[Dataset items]

------------------------------

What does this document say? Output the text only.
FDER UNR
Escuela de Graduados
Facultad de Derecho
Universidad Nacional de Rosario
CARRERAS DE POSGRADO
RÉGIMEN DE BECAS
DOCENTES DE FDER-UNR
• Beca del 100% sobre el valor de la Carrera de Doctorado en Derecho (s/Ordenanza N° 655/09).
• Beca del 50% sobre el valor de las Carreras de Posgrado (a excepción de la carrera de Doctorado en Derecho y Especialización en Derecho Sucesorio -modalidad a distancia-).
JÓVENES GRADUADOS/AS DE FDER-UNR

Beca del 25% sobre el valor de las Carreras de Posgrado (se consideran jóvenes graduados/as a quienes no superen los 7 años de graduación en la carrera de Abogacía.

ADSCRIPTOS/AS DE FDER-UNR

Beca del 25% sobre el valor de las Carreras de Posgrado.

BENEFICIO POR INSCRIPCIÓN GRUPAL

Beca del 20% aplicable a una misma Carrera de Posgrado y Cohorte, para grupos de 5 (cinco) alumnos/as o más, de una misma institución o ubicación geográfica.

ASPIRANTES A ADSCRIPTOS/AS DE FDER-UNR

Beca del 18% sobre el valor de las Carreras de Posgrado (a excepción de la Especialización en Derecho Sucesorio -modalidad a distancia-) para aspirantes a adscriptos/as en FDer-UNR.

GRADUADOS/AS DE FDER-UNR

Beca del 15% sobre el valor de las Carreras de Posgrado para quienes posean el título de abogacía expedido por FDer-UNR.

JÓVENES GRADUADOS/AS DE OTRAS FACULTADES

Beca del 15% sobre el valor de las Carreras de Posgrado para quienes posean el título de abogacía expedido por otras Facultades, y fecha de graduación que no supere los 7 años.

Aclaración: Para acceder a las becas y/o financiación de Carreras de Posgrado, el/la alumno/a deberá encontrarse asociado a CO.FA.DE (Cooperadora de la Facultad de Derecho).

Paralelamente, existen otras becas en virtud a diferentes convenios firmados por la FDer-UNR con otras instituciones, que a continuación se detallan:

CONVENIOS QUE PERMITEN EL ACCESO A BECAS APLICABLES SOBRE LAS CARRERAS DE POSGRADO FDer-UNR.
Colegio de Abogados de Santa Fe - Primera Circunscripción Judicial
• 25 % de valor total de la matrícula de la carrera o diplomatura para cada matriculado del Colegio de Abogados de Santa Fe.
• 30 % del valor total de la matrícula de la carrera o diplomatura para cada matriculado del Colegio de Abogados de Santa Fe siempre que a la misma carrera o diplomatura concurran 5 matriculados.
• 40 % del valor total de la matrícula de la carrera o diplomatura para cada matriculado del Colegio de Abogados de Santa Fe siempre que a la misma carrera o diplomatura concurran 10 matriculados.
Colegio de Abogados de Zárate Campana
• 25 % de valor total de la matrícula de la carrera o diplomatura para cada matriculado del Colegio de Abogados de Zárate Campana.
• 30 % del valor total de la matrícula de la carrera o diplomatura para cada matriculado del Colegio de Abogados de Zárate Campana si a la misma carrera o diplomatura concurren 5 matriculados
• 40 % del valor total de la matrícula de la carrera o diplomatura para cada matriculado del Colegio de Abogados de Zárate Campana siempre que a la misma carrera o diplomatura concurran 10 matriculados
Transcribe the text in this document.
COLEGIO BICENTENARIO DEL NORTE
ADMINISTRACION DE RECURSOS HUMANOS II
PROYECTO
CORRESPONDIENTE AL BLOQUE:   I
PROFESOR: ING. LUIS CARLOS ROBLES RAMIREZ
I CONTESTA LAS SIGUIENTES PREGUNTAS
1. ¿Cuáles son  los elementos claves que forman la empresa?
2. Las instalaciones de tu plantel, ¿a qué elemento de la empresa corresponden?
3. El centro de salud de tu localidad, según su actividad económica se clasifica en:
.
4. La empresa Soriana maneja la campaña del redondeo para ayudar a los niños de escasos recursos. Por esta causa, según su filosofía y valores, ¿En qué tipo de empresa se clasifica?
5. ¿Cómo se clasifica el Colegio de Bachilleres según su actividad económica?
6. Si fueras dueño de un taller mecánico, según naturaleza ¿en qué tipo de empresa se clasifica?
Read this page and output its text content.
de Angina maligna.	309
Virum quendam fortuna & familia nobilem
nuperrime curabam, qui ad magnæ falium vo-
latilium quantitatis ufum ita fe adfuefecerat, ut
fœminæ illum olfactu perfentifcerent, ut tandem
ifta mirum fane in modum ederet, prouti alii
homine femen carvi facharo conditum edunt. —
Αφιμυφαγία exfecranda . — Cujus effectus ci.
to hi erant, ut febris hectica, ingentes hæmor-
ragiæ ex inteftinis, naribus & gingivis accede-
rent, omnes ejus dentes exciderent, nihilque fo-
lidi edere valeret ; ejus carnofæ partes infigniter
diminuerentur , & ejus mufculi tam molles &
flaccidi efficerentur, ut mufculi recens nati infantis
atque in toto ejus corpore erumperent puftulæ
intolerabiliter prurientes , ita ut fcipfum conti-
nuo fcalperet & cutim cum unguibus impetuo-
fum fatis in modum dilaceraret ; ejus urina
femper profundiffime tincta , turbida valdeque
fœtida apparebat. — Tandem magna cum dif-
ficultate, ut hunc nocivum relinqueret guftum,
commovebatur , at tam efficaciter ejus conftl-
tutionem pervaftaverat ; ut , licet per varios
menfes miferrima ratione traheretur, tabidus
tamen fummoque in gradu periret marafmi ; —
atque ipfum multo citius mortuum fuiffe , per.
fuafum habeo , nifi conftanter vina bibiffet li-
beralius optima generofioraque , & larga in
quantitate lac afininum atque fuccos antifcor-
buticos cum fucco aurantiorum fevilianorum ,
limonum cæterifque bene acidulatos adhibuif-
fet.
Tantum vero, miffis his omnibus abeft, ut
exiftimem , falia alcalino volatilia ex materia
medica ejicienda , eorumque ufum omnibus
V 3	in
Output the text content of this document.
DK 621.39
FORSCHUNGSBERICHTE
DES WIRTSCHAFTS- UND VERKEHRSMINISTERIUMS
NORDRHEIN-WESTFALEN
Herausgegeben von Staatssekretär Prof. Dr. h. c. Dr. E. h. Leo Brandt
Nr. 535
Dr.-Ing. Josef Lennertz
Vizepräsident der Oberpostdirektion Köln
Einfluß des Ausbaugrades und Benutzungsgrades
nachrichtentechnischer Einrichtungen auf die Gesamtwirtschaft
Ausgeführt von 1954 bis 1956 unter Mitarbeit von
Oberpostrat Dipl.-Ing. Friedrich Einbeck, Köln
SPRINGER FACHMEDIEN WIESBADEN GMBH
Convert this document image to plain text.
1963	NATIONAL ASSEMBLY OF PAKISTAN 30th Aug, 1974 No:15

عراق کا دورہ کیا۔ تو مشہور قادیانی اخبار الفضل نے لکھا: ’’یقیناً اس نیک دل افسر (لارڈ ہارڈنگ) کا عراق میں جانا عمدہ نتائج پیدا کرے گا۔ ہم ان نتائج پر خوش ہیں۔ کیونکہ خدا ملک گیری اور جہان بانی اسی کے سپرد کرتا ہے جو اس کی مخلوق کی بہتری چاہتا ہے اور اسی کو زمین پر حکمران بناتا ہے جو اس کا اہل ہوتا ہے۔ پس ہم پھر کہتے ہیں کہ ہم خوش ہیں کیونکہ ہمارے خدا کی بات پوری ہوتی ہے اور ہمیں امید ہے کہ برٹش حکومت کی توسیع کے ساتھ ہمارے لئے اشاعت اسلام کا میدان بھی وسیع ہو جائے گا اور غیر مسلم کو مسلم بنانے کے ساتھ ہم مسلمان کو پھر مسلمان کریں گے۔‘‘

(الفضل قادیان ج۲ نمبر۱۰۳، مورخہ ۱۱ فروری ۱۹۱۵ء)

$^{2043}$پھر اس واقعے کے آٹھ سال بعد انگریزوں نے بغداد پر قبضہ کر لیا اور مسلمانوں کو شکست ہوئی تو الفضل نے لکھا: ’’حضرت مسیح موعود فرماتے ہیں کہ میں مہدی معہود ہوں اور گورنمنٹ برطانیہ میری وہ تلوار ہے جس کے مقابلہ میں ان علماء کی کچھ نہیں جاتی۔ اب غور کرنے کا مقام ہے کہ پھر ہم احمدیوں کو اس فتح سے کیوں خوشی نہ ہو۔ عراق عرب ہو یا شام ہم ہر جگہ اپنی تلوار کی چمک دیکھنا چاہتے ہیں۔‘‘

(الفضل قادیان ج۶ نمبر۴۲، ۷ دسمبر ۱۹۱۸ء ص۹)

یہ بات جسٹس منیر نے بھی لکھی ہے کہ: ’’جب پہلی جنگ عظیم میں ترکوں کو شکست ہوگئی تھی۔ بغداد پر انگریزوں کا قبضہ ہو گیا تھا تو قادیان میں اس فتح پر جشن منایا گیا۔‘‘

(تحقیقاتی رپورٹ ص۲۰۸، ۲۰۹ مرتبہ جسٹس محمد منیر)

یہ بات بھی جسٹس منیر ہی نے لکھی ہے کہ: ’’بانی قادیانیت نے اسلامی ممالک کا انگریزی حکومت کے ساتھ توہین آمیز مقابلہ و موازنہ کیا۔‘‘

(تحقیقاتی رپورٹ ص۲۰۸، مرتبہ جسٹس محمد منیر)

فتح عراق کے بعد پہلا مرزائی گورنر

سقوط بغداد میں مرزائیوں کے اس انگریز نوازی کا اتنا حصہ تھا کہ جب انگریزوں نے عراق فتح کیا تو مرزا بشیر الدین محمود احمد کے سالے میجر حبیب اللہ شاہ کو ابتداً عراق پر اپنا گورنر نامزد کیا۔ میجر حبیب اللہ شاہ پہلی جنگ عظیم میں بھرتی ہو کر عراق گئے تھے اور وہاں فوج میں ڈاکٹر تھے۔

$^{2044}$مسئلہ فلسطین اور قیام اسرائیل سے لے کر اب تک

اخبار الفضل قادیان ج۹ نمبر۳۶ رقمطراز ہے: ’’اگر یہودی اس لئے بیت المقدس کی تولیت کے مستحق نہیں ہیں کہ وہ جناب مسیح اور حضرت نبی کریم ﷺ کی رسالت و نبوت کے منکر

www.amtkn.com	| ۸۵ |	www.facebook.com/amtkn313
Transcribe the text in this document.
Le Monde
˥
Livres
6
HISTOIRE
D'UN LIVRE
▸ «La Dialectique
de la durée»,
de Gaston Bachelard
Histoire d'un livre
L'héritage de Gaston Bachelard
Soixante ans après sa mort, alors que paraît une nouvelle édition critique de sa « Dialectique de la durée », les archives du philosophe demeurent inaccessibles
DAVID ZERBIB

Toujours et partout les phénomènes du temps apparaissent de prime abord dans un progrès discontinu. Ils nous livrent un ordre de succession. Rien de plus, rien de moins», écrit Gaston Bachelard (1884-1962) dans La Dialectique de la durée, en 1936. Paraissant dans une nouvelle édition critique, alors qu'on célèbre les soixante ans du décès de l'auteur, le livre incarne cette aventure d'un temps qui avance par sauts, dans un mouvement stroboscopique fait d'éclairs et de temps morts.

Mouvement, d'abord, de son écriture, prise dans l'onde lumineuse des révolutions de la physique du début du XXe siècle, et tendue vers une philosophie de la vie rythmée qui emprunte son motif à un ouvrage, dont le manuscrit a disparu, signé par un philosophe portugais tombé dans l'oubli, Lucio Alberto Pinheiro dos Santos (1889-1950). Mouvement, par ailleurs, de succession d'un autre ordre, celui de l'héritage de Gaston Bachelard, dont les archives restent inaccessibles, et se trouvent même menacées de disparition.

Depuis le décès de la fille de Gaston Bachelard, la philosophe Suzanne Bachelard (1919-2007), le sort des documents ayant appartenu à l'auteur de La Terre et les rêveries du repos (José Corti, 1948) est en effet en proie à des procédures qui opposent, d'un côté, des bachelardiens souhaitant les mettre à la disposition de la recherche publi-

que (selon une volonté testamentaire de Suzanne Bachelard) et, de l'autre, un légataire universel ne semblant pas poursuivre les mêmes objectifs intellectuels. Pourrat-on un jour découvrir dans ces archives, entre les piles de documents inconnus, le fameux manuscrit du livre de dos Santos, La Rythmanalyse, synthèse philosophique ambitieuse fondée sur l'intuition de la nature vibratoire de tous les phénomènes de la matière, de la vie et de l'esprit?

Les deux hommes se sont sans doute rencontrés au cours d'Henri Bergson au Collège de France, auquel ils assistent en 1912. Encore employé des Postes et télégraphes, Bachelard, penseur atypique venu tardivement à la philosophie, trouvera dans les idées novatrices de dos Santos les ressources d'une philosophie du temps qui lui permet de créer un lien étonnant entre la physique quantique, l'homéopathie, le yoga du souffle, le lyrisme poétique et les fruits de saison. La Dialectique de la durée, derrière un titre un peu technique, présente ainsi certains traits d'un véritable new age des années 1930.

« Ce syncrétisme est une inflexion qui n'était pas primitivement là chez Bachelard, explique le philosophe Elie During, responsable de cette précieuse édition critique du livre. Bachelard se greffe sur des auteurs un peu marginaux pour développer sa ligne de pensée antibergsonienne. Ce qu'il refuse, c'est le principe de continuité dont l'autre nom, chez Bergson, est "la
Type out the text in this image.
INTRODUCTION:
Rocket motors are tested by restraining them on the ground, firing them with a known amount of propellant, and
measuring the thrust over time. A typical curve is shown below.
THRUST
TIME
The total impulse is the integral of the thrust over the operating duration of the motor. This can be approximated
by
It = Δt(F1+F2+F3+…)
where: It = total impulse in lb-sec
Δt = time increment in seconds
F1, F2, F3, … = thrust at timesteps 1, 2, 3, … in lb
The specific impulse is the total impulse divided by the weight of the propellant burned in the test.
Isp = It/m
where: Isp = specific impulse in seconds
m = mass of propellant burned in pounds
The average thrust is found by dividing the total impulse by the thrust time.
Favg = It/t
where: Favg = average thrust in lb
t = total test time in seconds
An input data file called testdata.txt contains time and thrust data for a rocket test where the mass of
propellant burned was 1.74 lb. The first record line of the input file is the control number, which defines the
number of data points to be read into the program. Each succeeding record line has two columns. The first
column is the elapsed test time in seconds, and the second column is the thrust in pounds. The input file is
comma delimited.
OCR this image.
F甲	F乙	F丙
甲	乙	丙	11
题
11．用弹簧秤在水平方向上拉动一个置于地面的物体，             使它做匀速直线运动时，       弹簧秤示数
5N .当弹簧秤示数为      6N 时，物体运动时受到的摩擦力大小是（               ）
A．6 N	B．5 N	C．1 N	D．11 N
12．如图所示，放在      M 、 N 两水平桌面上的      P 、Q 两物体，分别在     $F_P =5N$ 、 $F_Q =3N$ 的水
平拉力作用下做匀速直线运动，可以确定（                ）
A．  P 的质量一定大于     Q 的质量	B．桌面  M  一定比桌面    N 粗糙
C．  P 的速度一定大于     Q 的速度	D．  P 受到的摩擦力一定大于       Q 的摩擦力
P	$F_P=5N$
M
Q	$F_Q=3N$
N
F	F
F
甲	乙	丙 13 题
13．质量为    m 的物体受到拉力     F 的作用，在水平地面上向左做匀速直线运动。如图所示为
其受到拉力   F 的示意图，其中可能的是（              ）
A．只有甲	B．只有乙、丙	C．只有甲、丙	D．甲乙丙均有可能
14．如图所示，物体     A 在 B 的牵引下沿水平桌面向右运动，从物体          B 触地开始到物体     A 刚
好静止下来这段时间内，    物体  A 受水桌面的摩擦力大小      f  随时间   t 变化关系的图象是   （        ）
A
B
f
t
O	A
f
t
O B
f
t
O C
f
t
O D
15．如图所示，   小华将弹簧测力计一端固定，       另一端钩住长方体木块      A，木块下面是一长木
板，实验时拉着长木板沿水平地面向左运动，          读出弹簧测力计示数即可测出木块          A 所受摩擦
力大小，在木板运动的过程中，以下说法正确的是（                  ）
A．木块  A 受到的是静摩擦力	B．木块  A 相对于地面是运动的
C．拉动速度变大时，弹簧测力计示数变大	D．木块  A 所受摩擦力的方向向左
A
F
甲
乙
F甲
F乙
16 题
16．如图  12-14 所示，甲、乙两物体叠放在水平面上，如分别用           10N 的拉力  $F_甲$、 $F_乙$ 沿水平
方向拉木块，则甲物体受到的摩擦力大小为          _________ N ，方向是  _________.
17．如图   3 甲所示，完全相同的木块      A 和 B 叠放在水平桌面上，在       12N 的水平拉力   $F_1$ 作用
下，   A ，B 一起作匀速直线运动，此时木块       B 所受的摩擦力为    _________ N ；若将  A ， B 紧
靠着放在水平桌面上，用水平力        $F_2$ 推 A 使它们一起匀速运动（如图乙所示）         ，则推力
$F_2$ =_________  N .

------------------------------

» **What is needed**: Where a line of the records above holds the word "édition", copy that line.

» **Task output**:
Soixante ans après sa mort, alors que paraît une nouvelle édition critique de sa « Dialectique de la durée », les archives du philosophe demeurent inaccessibles
Toujours et partout les phénomènes du temps apparaissent de prime abord dans un progrès discontinu. Ils nous livrent un ordre de succession. Rien de plus, rien de moins», écrit Gaston Bachelard (1884-1962) dans La Dialectique de la durée, en 1936. Paraissant dans une nouvelle édition critique, alors qu'on célèbre les soixante ans du décès de l'auteur, le livre incarne cette aventure d'un temps qui avance par sauts, dans un mouvement stroboscopique fait d'éclairs et de temps morts.
« Ce syncrétisme est une inflexion qui n'était pas primitivement là chez Bachelard, explique le philosophe Elie During, responsable de cette précieuse édition critique du livre. Bachelard se greffe sur des auteurs un peu marginaux pour développer sa ligne de pensée antibergsonienne. Ce qu'il refuse, c'est le principe de continuité dont l'autre nom, chez Bergson, est "la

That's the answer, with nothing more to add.